GIVEN EXERCISE:
Reproduce the items in the stretch from the line containing "1588, 1405, 1621]" through the line containing "1461, 1509, 1494]", changing "Frank" to "Francis" and leaving everything else as it is. Return only those lines.
begin DATA ROWS
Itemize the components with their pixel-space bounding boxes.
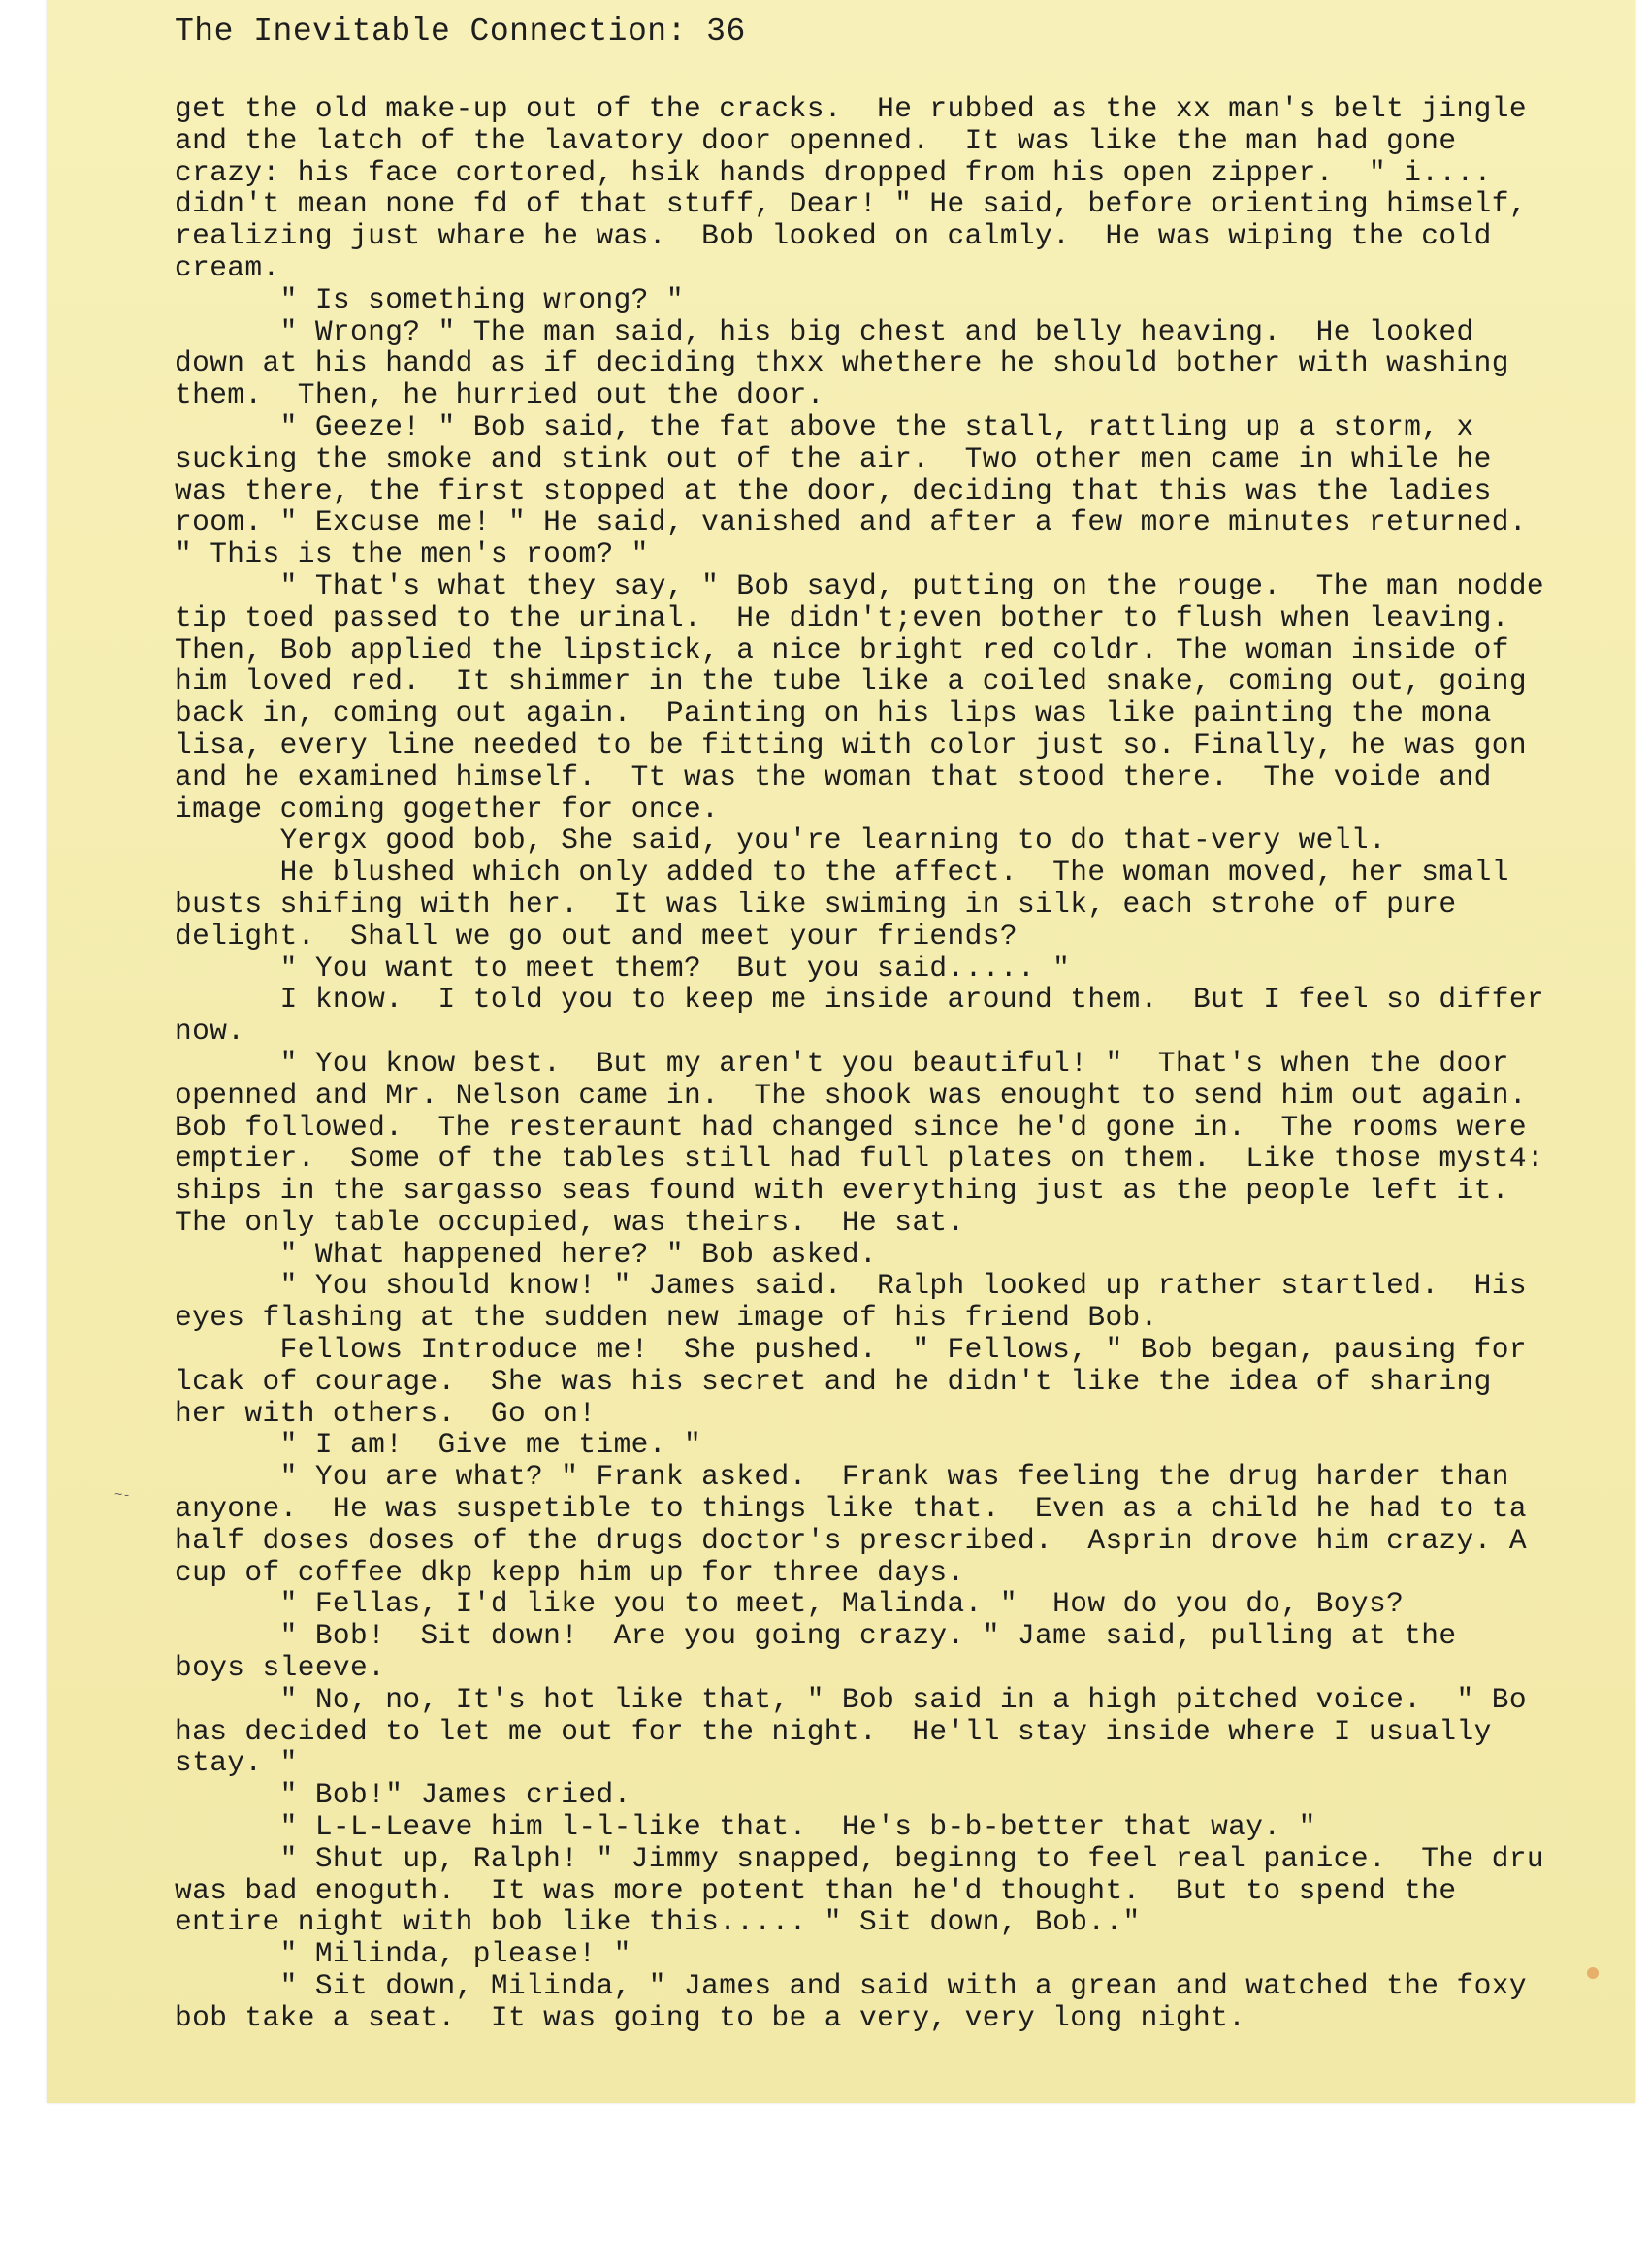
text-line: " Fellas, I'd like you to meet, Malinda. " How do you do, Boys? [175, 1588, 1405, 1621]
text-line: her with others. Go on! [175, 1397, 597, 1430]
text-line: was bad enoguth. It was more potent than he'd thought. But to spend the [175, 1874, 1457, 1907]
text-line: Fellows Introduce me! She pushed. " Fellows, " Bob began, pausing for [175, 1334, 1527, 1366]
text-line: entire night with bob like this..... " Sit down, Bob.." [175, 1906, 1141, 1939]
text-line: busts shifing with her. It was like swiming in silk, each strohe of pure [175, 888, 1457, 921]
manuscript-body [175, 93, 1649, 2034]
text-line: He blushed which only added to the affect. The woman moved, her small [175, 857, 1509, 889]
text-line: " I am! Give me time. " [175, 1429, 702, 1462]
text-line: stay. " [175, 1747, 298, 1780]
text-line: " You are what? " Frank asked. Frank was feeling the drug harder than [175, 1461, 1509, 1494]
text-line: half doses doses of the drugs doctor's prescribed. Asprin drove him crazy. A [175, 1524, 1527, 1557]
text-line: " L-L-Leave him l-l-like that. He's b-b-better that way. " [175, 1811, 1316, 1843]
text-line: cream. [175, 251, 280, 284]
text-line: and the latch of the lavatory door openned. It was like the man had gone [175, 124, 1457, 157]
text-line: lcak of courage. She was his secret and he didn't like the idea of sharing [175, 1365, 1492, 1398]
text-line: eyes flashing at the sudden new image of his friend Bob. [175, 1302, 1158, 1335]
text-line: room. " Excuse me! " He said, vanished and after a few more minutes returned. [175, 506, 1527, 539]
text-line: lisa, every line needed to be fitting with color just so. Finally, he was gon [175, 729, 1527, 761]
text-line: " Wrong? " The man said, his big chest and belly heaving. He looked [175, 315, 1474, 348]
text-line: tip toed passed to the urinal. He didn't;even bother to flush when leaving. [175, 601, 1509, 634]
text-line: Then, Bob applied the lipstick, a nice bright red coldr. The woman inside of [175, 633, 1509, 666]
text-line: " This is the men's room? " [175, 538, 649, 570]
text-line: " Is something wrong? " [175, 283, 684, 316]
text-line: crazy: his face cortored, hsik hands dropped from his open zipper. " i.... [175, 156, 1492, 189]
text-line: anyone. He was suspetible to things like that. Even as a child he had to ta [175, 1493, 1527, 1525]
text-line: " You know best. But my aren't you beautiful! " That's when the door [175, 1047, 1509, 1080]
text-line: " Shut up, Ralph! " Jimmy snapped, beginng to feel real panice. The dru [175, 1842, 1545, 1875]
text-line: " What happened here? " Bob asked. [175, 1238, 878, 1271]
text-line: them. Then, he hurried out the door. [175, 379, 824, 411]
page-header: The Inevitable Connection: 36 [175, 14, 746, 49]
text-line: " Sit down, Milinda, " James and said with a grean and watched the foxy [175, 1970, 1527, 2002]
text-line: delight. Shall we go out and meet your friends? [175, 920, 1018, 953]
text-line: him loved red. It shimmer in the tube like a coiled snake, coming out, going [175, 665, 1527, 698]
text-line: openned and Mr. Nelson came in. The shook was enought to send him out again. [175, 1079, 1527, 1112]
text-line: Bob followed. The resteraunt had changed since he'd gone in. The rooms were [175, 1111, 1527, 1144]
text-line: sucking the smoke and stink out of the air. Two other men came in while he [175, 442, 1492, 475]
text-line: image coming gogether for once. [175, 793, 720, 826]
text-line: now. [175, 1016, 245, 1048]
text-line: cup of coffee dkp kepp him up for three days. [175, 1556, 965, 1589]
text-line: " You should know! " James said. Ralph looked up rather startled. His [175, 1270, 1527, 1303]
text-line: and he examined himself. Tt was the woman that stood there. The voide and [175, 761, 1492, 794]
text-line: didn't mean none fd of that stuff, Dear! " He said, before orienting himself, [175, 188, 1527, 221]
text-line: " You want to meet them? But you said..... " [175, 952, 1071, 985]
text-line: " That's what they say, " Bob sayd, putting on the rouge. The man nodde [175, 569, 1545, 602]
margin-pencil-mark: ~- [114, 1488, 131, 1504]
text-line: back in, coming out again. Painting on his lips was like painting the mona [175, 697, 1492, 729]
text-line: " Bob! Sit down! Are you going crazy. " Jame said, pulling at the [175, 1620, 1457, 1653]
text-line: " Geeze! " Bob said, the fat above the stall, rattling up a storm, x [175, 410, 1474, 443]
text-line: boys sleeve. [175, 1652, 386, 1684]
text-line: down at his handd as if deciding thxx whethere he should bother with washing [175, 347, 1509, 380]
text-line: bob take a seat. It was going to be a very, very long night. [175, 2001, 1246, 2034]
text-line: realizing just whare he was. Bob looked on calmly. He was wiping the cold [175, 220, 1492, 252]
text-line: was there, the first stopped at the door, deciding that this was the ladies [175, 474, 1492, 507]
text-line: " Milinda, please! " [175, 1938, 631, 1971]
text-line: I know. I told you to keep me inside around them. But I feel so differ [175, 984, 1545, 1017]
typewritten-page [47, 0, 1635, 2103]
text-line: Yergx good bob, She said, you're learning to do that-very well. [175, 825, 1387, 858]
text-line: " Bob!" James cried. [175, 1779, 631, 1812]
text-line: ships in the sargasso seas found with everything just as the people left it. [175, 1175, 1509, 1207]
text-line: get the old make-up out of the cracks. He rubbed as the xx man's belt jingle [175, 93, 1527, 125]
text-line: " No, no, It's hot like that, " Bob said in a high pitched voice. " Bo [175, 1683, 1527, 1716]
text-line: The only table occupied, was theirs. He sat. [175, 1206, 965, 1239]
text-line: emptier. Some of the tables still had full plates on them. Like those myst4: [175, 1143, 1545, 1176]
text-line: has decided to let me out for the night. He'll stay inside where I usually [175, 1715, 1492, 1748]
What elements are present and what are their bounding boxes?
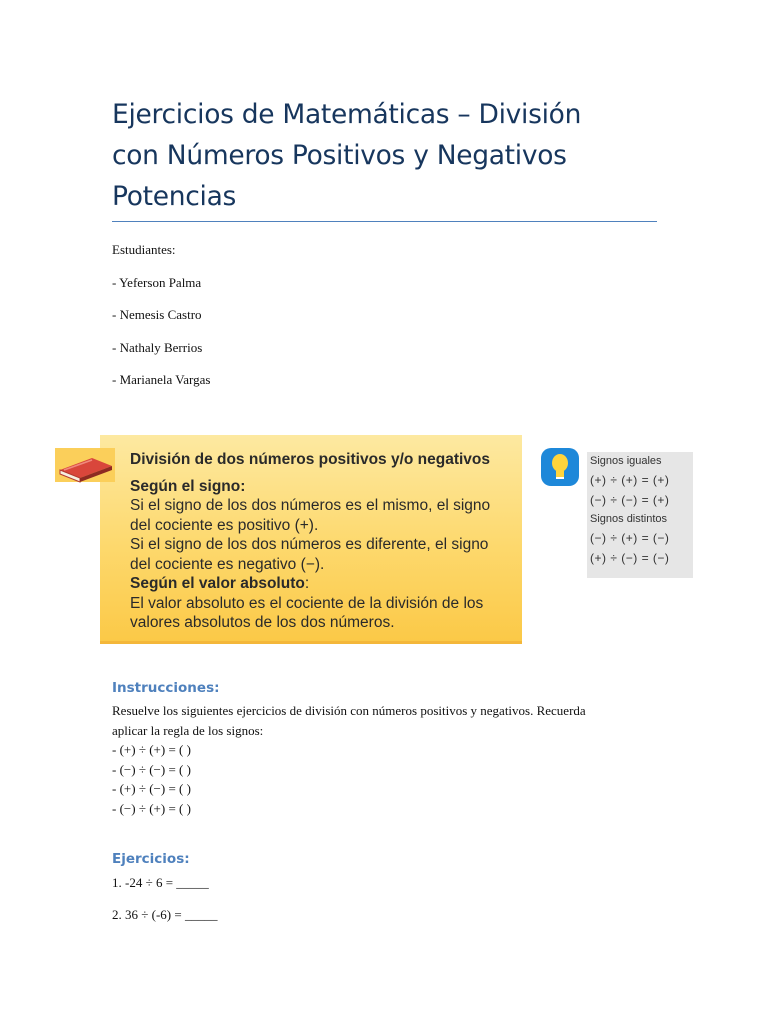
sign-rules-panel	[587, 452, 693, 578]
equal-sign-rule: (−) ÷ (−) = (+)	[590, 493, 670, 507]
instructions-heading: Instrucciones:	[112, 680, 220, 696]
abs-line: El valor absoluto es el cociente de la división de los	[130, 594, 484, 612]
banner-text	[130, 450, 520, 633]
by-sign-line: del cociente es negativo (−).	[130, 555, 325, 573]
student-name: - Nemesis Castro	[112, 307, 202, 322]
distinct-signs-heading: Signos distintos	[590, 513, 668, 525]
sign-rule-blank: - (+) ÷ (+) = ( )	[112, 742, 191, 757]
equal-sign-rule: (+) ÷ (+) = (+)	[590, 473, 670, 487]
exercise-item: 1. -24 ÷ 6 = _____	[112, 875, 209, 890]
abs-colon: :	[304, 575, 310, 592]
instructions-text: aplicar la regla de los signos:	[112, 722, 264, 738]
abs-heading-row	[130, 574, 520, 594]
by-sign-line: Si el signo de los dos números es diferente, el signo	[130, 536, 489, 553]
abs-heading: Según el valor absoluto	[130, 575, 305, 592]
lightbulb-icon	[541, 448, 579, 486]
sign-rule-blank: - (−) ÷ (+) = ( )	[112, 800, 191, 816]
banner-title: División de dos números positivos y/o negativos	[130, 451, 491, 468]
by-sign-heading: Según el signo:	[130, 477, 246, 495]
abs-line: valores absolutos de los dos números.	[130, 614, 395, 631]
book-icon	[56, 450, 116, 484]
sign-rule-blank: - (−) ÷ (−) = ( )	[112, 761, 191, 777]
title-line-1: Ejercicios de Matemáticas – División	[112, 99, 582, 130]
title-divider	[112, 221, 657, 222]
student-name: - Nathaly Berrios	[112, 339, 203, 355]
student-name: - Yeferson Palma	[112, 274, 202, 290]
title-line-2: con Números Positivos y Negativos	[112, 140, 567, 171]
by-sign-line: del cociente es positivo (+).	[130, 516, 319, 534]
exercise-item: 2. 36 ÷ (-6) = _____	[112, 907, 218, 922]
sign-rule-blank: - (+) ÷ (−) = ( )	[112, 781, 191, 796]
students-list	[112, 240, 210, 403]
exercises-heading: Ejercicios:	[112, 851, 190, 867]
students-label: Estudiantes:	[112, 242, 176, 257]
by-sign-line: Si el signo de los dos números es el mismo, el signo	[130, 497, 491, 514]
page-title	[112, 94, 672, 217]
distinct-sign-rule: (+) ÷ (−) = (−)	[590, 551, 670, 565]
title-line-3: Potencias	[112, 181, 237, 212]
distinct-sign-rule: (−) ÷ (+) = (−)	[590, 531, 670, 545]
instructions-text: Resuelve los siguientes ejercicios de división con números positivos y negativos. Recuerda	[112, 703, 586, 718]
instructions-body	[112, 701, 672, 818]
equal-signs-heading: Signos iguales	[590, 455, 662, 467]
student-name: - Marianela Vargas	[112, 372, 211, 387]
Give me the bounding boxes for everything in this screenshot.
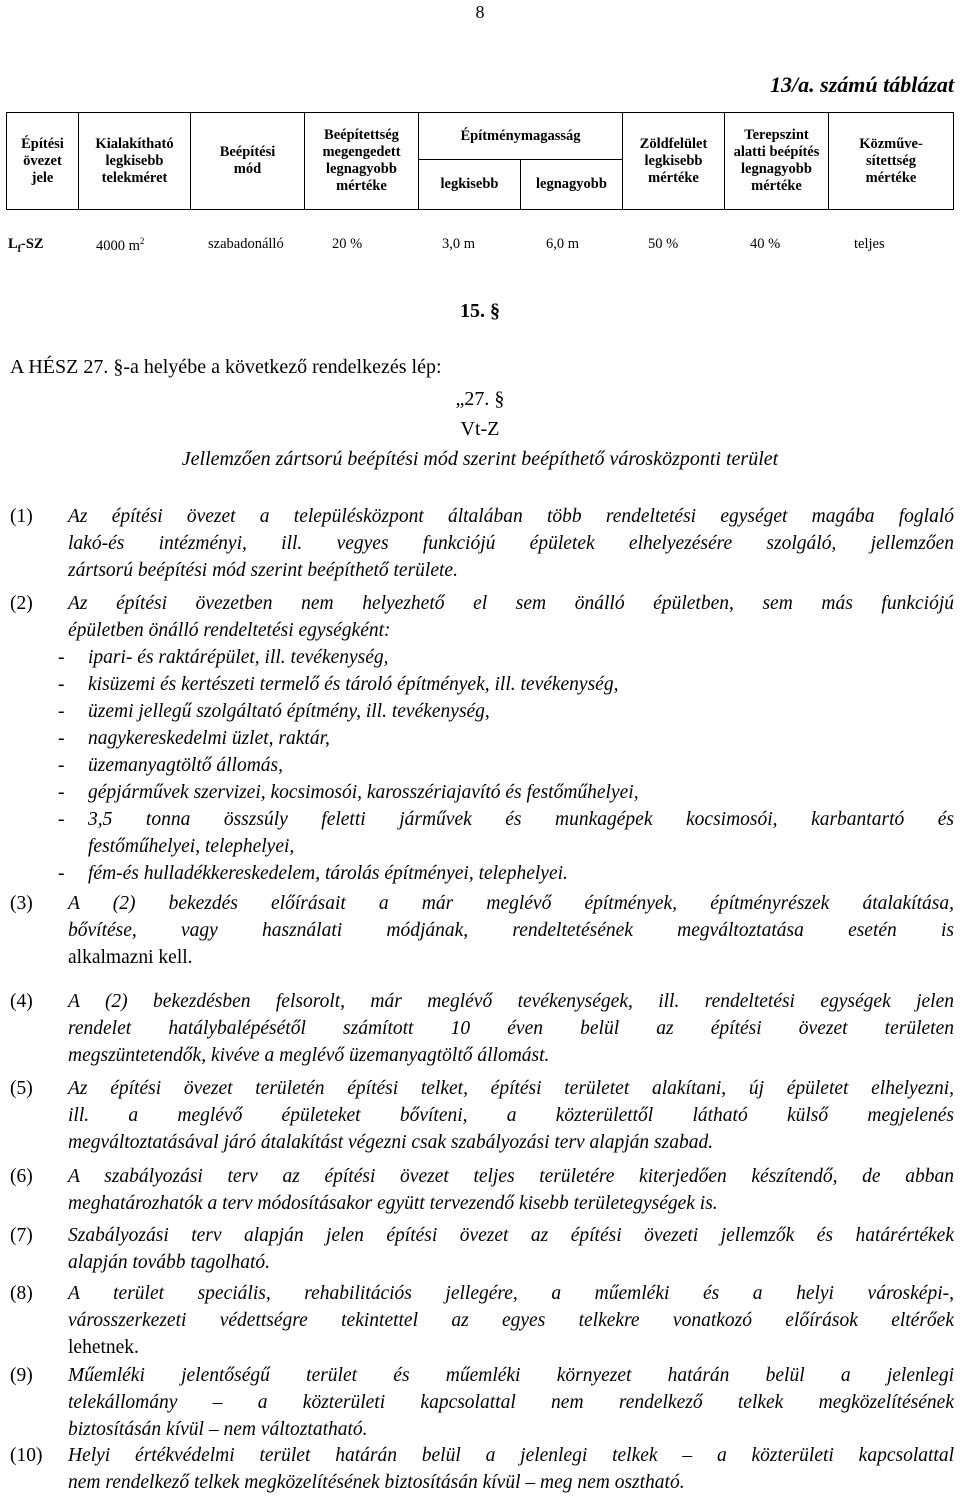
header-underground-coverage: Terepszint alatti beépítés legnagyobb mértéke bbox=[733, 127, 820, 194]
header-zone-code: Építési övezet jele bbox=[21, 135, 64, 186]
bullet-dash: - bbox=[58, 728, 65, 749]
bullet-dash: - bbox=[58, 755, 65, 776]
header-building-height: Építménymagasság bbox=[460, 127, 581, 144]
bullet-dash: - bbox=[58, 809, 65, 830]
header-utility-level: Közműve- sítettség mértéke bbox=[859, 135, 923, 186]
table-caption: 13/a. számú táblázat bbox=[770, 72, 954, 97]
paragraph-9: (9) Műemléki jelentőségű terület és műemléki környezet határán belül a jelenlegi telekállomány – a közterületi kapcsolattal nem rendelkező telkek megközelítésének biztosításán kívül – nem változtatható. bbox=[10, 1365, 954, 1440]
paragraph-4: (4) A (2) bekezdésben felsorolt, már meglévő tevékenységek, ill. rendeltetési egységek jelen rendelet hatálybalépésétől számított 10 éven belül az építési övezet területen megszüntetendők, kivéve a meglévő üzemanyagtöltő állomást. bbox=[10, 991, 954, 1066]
end DATA ROWS
CORRECT RESULT:
text-line: " Fellas, I'd like you to meet, Malinda. " How do you do, Boys? [175, 1588, 1405, 1621]
text-line: her with others. Go on! [175, 1397, 597, 1430]
text-line: was bad enoguth. It was more potent than he'd thought. But to spend the [175, 1874, 1457, 1907]
text-line: Fellows Introduce me! She pushed. " Fellows, " Bob began, pausing for [175, 1334, 1527, 1366]
text-line: entire night with bob like this..... " Sit down, Bob.." [175, 1906, 1141, 1939]
text-line: busts shifing with her. It was like swiming in silk, each strohe of pure [175, 888, 1457, 921]
manuscript-body [175, 93, 1649, 2034]
text-line: He blushed which only added to the affect. The woman moved, her small [175, 857, 1509, 889]
text-line: " I am! Give me time. " [175, 1429, 702, 1462]
text-line: stay. " [175, 1747, 298, 1780]
text-line: " You are what? " Francis asked. Francis was feeling the drug harder than [175, 1461, 1509, 1494]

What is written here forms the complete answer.